In the records below, find each line containing the word "Energy" and copy it.

>> BEGIN

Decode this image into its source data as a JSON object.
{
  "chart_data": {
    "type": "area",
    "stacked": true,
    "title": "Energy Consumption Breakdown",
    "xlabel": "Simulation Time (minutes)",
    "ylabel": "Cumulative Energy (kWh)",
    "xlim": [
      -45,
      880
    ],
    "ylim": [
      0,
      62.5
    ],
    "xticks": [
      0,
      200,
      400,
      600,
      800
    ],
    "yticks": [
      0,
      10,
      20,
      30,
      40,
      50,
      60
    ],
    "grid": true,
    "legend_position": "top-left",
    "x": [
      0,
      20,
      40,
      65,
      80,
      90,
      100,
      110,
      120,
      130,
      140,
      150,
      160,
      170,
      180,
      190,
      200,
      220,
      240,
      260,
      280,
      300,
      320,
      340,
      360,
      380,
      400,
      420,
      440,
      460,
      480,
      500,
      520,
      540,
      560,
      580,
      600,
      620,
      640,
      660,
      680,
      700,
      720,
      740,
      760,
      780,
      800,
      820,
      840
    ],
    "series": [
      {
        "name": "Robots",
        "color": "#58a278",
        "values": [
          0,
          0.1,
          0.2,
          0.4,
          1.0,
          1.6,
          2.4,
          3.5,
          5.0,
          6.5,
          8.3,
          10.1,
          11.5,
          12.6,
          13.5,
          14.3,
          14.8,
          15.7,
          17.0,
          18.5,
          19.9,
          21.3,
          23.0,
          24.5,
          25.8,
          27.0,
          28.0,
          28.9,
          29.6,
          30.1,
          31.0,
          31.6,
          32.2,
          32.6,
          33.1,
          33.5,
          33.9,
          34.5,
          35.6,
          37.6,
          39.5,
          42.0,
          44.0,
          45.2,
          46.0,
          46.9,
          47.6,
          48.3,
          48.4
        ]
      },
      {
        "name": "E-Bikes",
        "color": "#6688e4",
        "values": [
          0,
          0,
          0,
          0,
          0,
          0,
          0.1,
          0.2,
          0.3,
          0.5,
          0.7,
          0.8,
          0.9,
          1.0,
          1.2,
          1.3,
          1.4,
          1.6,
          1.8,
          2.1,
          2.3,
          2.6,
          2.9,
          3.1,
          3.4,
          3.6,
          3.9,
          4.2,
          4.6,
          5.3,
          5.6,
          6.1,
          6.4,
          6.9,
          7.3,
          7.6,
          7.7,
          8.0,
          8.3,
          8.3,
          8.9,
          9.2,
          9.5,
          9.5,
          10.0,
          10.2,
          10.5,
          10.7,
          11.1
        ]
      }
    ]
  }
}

>> END

**OUTPUT OF THE EXERCISE**
    "title": "Energy Consumption Breakdown",
    "ylabel": "Cumulative Energy (kWh)",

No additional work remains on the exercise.